OBJECTIVE:
Transcribe the entries below word for word, covering every one of them, and leave the pictures out of your answer.

SOURCE DATA:
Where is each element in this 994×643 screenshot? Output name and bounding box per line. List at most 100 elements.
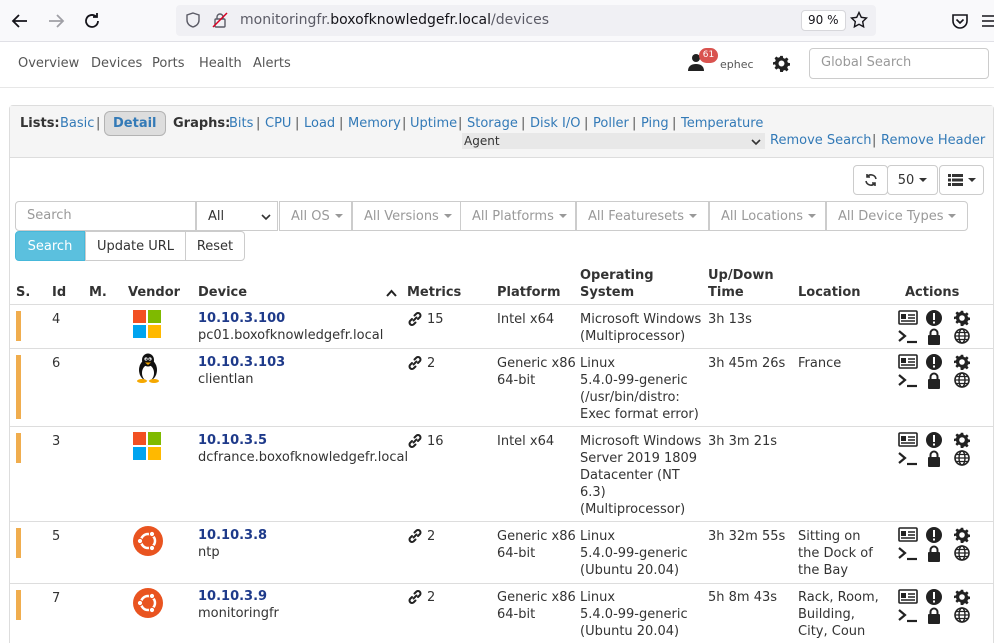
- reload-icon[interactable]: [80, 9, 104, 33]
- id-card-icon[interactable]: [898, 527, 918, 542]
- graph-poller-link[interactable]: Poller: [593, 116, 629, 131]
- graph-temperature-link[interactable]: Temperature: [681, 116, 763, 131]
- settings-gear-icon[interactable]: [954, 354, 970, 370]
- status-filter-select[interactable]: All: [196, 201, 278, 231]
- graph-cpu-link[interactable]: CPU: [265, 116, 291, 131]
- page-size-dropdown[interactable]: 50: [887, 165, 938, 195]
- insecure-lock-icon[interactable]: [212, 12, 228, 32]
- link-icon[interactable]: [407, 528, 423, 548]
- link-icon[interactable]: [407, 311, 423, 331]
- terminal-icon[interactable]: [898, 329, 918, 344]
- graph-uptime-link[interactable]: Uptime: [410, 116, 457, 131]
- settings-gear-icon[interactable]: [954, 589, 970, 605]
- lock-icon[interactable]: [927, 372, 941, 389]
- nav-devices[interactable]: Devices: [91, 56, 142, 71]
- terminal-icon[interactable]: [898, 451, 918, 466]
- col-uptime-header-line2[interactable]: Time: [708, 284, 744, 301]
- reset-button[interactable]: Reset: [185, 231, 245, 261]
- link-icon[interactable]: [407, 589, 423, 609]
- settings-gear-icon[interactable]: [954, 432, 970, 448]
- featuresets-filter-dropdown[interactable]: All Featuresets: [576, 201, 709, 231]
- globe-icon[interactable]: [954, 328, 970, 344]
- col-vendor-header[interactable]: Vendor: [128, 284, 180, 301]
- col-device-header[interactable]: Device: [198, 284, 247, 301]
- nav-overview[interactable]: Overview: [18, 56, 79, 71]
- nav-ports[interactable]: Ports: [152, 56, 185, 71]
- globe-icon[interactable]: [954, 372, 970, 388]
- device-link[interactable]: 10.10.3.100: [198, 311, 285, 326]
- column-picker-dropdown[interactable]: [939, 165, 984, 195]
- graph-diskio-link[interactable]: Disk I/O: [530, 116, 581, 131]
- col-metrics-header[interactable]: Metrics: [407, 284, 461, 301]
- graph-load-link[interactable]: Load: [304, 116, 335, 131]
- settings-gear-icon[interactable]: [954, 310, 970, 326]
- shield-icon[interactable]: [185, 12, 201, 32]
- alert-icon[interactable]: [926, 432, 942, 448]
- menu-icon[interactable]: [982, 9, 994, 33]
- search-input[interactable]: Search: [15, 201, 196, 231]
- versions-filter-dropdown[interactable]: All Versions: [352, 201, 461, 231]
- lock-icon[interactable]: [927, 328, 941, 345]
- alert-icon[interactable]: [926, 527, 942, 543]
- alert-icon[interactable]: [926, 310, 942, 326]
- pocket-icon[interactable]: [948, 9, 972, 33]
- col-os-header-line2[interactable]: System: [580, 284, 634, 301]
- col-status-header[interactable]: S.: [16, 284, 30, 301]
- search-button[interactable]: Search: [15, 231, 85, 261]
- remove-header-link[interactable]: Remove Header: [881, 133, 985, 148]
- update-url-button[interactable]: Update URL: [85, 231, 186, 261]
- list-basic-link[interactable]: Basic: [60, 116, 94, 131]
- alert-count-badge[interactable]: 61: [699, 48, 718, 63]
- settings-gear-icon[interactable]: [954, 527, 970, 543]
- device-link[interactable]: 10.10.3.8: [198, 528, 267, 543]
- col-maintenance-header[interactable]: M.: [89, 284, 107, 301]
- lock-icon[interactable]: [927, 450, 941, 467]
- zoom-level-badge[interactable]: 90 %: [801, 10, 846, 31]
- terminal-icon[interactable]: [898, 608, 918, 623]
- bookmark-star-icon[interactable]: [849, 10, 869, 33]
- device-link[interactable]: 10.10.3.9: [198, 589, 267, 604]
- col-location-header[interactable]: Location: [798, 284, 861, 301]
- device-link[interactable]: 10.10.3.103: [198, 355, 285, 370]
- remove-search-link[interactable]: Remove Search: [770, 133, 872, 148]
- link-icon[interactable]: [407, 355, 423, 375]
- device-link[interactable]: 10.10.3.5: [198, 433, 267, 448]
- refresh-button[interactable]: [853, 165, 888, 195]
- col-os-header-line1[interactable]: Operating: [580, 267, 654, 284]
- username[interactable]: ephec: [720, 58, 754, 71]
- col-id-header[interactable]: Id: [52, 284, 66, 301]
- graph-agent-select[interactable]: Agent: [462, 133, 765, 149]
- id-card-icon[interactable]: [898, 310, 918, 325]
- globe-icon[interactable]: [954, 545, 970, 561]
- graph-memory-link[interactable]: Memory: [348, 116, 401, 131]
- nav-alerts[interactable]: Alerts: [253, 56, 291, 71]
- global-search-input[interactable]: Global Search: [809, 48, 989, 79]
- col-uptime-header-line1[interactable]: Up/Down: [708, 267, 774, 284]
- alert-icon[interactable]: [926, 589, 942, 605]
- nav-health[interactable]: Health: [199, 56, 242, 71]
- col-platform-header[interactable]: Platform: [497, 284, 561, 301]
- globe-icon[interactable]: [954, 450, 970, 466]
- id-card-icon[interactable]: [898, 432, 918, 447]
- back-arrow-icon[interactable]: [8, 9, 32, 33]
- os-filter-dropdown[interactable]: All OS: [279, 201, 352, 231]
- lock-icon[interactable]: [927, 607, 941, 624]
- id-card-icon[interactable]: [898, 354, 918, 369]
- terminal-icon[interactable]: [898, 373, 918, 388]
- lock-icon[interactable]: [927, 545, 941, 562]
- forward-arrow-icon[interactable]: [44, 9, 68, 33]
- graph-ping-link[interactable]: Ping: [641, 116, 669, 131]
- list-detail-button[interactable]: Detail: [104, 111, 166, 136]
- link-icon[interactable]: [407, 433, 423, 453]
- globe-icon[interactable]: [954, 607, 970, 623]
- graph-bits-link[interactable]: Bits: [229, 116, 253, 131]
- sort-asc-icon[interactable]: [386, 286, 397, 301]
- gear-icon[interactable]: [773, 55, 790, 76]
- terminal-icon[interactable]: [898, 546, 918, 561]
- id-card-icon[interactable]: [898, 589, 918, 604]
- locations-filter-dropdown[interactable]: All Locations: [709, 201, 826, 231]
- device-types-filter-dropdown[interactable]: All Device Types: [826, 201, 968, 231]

SOLUTION TO THE EXERCISE:
Where is each element in this 994×643 screenshot? Output name and bounding box per line. List at most 100 elements.
- reload-icon[interactable]: [80, 9, 104, 33]
- id-card-icon[interactable]: [898, 527, 918, 542]
- graph-poller-link[interactable]: Poller: [593, 116, 629, 131]
- graph-temperature-link[interactable]: Temperature: [681, 116, 763, 131]
- settings-gear-icon[interactable]: [954, 354, 970, 370]
- status-filter-select[interactable]: All: [196, 201, 278, 231]
- graph-cpu-link[interactable]: CPU: [265, 116, 291, 131]
- page-size-dropdown[interactable]: 50: [887, 165, 938, 195]
- insecure-lock-icon[interactable]: [212, 12, 228, 32]
- link-icon[interactable]: [407, 528, 423, 548]
- link-icon[interactable]: [407, 311, 423, 331]
- terminal-icon[interactable]: [898, 329, 918, 344]
- graph-uptime-link[interactable]: Uptime: [410, 116, 457, 131]
- settings-gear-icon[interactable]: [954, 589, 970, 605]
- lock-icon[interactable]: [927, 372, 941, 389]
- nav-devices[interactable]: Devices: [91, 56, 142, 71]
- terminal-icon[interactable]: [898, 451, 918, 466]
- col-uptime-header-line2[interactable]: Time: [708, 284, 744, 301]
- reset-button[interactable]: Reset: [185, 231, 245, 261]
- link-icon[interactable]: [407, 589, 423, 609]
- settings-gear-icon[interactable]: [954, 432, 970, 448]
- featuresets-filter-dropdown[interactable]: All Featuresets: [576, 201, 709, 231]
- globe-icon[interactable]: [954, 328, 970, 344]
- col-vendor-header[interactable]: Vendor: [128, 284, 180, 301]
- col-device-header[interactable]: Device: [198, 284, 247, 301]
- nav-overview[interactable]: Overview: [18, 56, 79, 71]
- nav-ports[interactable]: Ports: [152, 56, 185, 71]
- globe-icon[interactable]: [954, 372, 970, 388]
- device-link[interactable]: 10.10.3.100: [198, 311, 285, 326]
- column-picker-dropdown[interactable]: [939, 165, 984, 195]
- graph-diskio-link[interactable]: Disk I/O: [530, 116, 581, 131]
- col-metrics-header[interactable]: Metrics: [407, 284, 461, 301]
- graph-load-link[interactable]: Load: [304, 116, 335, 131]
- settings-gear-icon[interactable]: [954, 310, 970, 326]
- shield-icon[interactable]: [185, 12, 201, 32]
- alert-icon[interactable]: [926, 432, 942, 448]
- menu-icon[interactable]: [982, 9, 994, 33]
- search-input[interactable]: Search: [15, 201, 196, 231]
- versions-filter-dropdown[interactable]: All Versions: [352, 201, 461, 231]
- lock-icon[interactable]: [927, 328, 941, 345]
- alert-icon[interactable]: [926, 527, 942, 543]
- alert-icon[interactable]: [926, 310, 942, 326]
- pocket-icon[interactable]: [948, 9, 972, 33]
- col-os-header-line2[interactable]: System: [580, 284, 634, 301]
- col-status-header[interactable]: S.: [16, 284, 30, 301]
- search-button[interactable]: Search: [15, 231, 85, 261]
- remove-header-link[interactable]: Remove Header: [881, 133, 985, 148]
- update-url-button[interactable]: Update URL: [85, 231, 186, 261]
- list-basic-link[interactable]: Basic: [60, 116, 94, 131]
- alert-count-badge[interactable]: 61: [699, 48, 718, 63]
- settings-gear-icon[interactable]: [954, 527, 970, 543]
- device-link[interactable]: 10.10.3.8: [198, 528, 267, 543]
- col-maintenance-header[interactable]: M.: [89, 284, 107, 301]
- lock-icon[interactable]: [927, 450, 941, 467]
- zoom-level-badge[interactable]: 90 %: [801, 10, 846, 31]
- terminal-icon[interactable]: [898, 608, 918, 623]
- bookmark-star-icon[interactable]: [849, 10, 869, 33]
- device-link[interactable]: 10.10.3.9: [198, 589, 267, 604]
- col-location-header[interactable]: Location: [798, 284, 861, 301]
- device-link[interactable]: 10.10.3.103: [198, 355, 285, 370]
- remove-search-link[interactable]: Remove Search: [770, 133, 872, 148]
- link-icon[interactable]: [407, 355, 423, 375]
- device-link[interactable]: 10.10.3.5: [198, 433, 267, 448]
- refresh-button[interactable]: [853, 165, 888, 195]
- col-os-header-line1[interactable]: Operating: [580, 267, 654, 284]
- username[interactable]: ephec: [720, 58, 754, 71]
- col-id-header[interactable]: Id: [52, 284, 66, 301]
- graph-agent-select[interactable]: Agent: [462, 133, 765, 149]
- id-card-icon[interactable]: [898, 310, 918, 325]
- globe-icon[interactable]: [954, 545, 970, 561]
- graph-memory-link[interactable]: Memory: [348, 116, 401, 131]
- nav-alerts[interactable]: Alerts: [253, 56, 291, 71]
- global-search-input[interactable]: Global Search: [809, 48, 989, 79]
- col-uptime-header-line1[interactable]: Up/Down: [708, 267, 774, 284]
- alert-icon[interactable]: [926, 589, 942, 605]
- nav-health[interactable]: Health: [199, 56, 242, 71]
- col-platform-header[interactable]: Platform: [497, 284, 561, 301]
- globe-icon[interactable]: [954, 450, 970, 466]
- id-card-icon[interactable]: [898, 432, 918, 447]
- back-arrow-icon[interactable]: [8, 9, 32, 33]
- os-filter-dropdown[interactable]: All OS: [279, 201, 352, 231]
- lock-icon[interactable]: [927, 607, 941, 624]
- id-card-icon[interactable]: [898, 354, 918, 369]
- terminal-icon[interactable]: [898, 373, 918, 388]
- lock-icon[interactable]: [927, 545, 941, 562]
- forward-arrow-icon[interactable]: [44, 9, 68, 33]
- graph-ping-link[interactable]: Ping: [641, 116, 669, 131]
- list-detail-button[interactable]: Detail: [104, 111, 166, 136]
- link-icon[interactable]: [407, 433, 423, 453]
- globe-icon[interactable]: [954, 607, 970, 623]
- graph-bits-link[interactable]: Bits: [229, 116, 253, 131]
- sort-asc-icon[interactable]: [386, 286, 397, 301]
- gear-icon[interactable]: [773, 55, 790, 76]
- terminal-icon[interactable]: [898, 546, 918, 561]
- id-card-icon[interactable]: [898, 589, 918, 604]
- locations-filter-dropdown[interactable]: All Locations: [709, 201, 826, 231]
- device-types-filter-dropdown[interactable]: All Device Types: [826, 201, 968, 231]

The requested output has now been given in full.